**Job:** Reproduce the listing below exactly. Pictures do not belong in the copy.

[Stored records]
________________

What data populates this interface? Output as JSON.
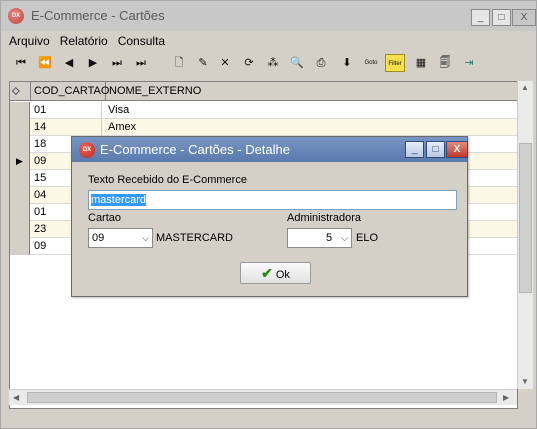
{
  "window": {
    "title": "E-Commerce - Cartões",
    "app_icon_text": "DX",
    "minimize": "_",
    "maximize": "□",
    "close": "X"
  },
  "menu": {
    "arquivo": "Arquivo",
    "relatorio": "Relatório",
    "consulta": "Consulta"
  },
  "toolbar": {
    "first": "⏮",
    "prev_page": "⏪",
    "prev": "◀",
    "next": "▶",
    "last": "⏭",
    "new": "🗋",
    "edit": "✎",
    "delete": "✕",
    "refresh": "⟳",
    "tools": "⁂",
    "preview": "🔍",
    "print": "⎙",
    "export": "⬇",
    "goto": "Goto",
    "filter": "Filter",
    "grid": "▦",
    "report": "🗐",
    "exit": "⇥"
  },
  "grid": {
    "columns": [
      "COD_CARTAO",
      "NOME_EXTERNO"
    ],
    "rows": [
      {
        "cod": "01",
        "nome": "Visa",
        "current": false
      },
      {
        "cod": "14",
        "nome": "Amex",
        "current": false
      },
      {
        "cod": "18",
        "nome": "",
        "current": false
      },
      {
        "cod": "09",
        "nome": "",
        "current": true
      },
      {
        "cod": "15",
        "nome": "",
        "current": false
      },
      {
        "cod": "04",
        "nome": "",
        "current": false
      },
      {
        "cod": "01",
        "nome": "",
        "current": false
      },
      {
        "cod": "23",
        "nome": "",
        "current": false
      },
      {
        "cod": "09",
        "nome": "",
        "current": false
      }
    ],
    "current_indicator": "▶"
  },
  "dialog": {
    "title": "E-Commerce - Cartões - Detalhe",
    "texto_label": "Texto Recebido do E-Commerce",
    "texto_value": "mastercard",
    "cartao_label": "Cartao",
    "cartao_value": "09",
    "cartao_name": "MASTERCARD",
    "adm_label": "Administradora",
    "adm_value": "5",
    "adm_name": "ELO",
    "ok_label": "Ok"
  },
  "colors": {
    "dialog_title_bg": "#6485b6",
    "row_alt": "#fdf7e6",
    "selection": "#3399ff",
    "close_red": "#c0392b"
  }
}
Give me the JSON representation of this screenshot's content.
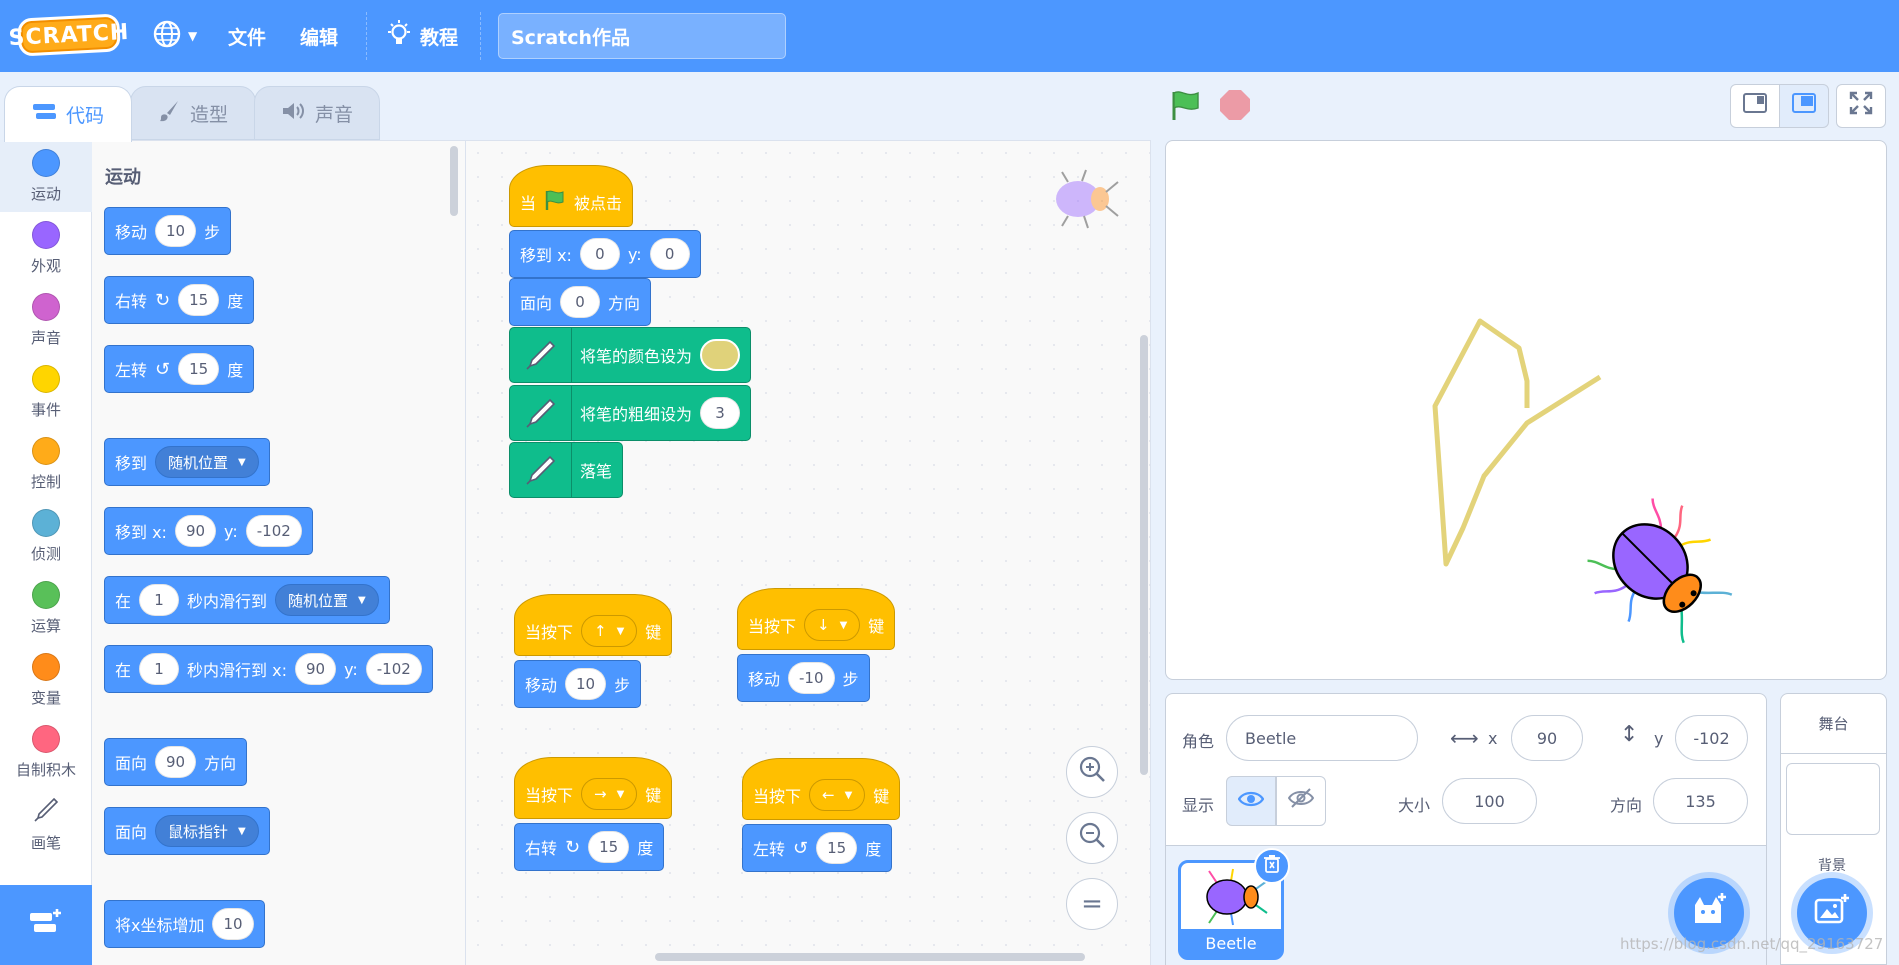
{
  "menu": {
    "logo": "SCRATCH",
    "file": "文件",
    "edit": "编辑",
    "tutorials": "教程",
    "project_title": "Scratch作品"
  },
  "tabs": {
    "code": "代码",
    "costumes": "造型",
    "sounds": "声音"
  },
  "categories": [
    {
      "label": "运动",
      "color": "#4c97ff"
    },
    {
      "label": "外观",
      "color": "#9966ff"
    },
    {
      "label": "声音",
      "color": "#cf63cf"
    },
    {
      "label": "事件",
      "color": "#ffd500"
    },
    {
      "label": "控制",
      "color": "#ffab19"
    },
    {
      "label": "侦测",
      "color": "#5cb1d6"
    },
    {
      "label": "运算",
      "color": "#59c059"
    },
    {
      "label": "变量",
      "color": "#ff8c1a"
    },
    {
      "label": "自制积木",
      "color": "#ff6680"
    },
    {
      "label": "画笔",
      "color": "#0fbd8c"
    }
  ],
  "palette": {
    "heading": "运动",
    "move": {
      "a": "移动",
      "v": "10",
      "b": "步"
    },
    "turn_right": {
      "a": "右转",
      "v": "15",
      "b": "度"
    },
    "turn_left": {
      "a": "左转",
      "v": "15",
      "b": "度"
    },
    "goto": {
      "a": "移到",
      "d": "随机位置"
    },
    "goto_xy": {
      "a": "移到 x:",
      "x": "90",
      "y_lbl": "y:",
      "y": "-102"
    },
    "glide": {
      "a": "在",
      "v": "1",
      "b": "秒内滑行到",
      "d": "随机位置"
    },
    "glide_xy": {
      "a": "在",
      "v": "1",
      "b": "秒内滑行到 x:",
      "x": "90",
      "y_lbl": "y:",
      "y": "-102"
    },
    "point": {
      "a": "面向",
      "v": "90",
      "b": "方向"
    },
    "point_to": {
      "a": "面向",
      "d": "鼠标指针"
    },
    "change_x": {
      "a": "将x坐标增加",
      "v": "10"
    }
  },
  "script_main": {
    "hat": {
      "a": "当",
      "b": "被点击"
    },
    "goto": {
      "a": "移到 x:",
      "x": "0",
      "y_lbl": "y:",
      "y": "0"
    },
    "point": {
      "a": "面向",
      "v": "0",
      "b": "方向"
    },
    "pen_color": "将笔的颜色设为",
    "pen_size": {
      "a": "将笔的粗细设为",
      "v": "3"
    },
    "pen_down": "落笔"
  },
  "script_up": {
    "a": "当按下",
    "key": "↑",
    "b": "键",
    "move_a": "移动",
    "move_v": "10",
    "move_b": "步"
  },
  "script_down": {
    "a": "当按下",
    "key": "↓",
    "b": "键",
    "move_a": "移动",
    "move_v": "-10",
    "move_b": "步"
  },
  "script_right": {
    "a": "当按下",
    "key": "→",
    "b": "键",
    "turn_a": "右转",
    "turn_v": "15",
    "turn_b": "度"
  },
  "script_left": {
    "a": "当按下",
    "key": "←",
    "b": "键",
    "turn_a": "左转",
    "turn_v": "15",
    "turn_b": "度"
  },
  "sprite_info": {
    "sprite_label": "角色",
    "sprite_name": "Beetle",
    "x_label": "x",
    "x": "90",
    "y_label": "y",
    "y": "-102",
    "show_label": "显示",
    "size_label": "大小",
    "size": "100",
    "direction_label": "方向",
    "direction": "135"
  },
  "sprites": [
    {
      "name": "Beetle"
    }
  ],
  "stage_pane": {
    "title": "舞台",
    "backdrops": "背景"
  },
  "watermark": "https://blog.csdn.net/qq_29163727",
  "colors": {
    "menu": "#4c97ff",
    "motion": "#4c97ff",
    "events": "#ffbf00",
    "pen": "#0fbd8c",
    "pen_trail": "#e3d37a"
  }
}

________________

**Full output:**
What data populates this interface? Output as JSON.
{
  "window": {
    "title": "E-Commerce - Cartões",
    "app_icon_text": "DX",
    "minimize": "_",
    "maximize": "□",
    "close": "X"
  },
  "menu": {
    "arquivo": "Arquivo",
    "relatorio": "Relatório",
    "consulta": "Consulta"
  },
  "toolbar": {
    "first": "⏮",
    "prev_page": "⏪",
    "prev": "◀",
    "next": "▶",
    "last": "⏭",
    "new": "🗋",
    "edit": "✎",
    "delete": "✕",
    "refresh": "⟳",
    "tools": "⁂",
    "preview": "🔍",
    "print": "⎙",
    "export": "⬇",
    "goto": "Goto",
    "filter": "Filter",
    "grid": "▦",
    "report": "🗐",
    "exit": "⇥"
  },
  "grid": {
    "columns": [
      "COD_CARTAO",
      "NOME_EXTERNO"
    ],
    "rows": [
      {
        "cod": "01",
        "nome": "Visa",
        "current": false
      },
      {
        "cod": "14",
        "nome": "Amex",
        "current": false
      },
      {
        "cod": "18",
        "nome": "",
        "current": false
      },
      {
        "cod": "09",
        "nome": "",
        "current": true
      },
      {
        "cod": "15",
        "nome": "",
        "current": false
      },
      {
        "cod": "04",
        "nome": "",
        "current": false
      },
      {
        "cod": "01",
        "nome": "",
        "current": false
      },
      {
        "cod": "23",
        "nome": "",
        "current": false
      },
      {
        "cod": "09",
        "nome": "",
        "current": false
      }
    ],
    "current_indicator": "▶"
  },
  "dialog": {
    "title": "E-Commerce - Cartões - Detalhe",
    "texto_label": "Texto Recebido do E-Commerce",
    "texto_value": "mastercard",
    "cartao_label": "Cartao",
    "cartao_value": "09",
    "cartao_name": "MASTERCARD",
    "adm_label": "Administradora",
    "adm_value": "5",
    "adm_name": "ELO",
    "ok_label": "Ok"
  },
  "colors": {
    "dialog_title_bg": "#6485b6",
    "row_alt": "#fdf7e6",
    "selection": "#3399ff",
    "close_red": "#c0392b"
  }
}
Give me the JSON representation of this screenshot's content.
{
  "menu": {
    "logo": "SCRATCH",
    "file": "文件",
    "edit": "编辑",
    "tutorials": "教程",
    "project_title": "Scratch作品"
  },
  "tabs": {
    "code": "代码",
    "costumes": "造型",
    "sounds": "声音"
  },
  "categories": [
    {
      "label": "运动",
      "color": "#4c97ff"
    },
    {
      "label": "外观",
      "color": "#9966ff"
    },
    {
      "label": "声音",
      "color": "#cf63cf"
    },
    {
      "label": "事件",
      "color": "#ffd500"
    },
    {
      "label": "控制",
      "color": "#ffab19"
    },
    {
      "label": "侦测",
      "color": "#5cb1d6"
    },
    {
      "label": "运算",
      "color": "#59c059"
    },
    {
      "label": "变量",
      "color": "#ff8c1a"
    },
    {
      "label": "自制积木",
      "color": "#ff6680"
    },
    {
      "label": "画笔",
      "color": "#0fbd8c"
    }
  ],
  "palette": {
    "heading": "运动",
    "move": {
      "a": "移动",
      "v": "10",
      "b": "步"
    },
    "turn_right": {
      "a": "右转",
      "v": "15",
      "b": "度"
    },
    "turn_left": {
      "a": "左转",
      "v": "15",
      "b": "度"
    },
    "goto": {
      "a": "移到",
      "d": "随机位置"
    },
    "goto_xy": {
      "a": "移到 x:",
      "x": "90",
      "y_lbl": "y:",
      "y": "-102"
    },
    "glide": {
      "a": "在",
      "v": "1",
      "b": "秒内滑行到",
      "d": "随机位置"
    },
    "glide_xy": {
      "a": "在",
      "v": "1",
      "b": "秒内滑行到 x:",
      "x": "90",
      "y_lbl": "y:",
      "y": "-102"
    },
    "point": {
      "a": "面向",
      "v": "90",
      "b": "方向"
    },
    "point_to": {
      "a": "面向",
      "d": "鼠标指针"
    },
    "change_x": {
      "a": "将x坐标增加",
      "v": "10"
    }
  },
  "script_main": {
    "hat": {
      "a": "当",
      "b": "被点击"
    },
    "goto": {
      "a": "移到 x:",
      "x": "0",
      "y_lbl": "y:",
      "y": "0"
    },
    "point": {
      "a": "面向",
      "v": "0",
      "b": "方向"
    },
    "pen_color": "将笔的颜色设为",
    "pen_size": {
      "a": "将笔的粗细设为",
      "v": "3"
    },
    "pen_down": "落笔"
  },
  "script_up": {
    "a": "当按下",
    "key": "↑",
    "b": "键",
    "move_a": "移动",
    "move_v": "10",
    "move_b": "步"
  },
  "script_down": {
    "a": "当按下",
    "key": "↓",
    "b": "键",
    "move_a": "移动",
    "move_v": "-10",
    "move_b": "步"
  },
  "script_right": {
    "a": "当按下",
    "key": "→",
    "b": "键",
    "turn_a": "右转",
    "turn_v": "15",
    "turn_b": "度"
  },
  "script_left": {
    "a": "当按下",
    "key": "←",
    "b": "键",
    "turn_a": "左转",
    "turn_v": "15",
    "turn_b": "度"
  },
  "sprite_info": {
    "sprite_label": "角色",
    "sprite_name": "Beetle",
    "x_label": "x",
    "x": "90",
    "y_label": "y",
    "y": "-102",
    "show_label": "显示",
    "size_label": "大小",
    "size": "100",
    "direction_label": "方向",
    "direction": "135"
  },
  "sprites": [
    {
      "name": "Beetle"
    }
  ],
  "stage_pane": {
    "title": "舞台",
    "backdrops": "背景"
  },
  "watermark": "https://blog.csdn.net/qq_29163727",
  "colors": {
    "menu": "#4c97ff",
    "motion": "#4c97ff",
    "events": "#ffbf00",
    "pen": "#0fbd8c",
    "pen_trail": "#e3d37a"
  }
}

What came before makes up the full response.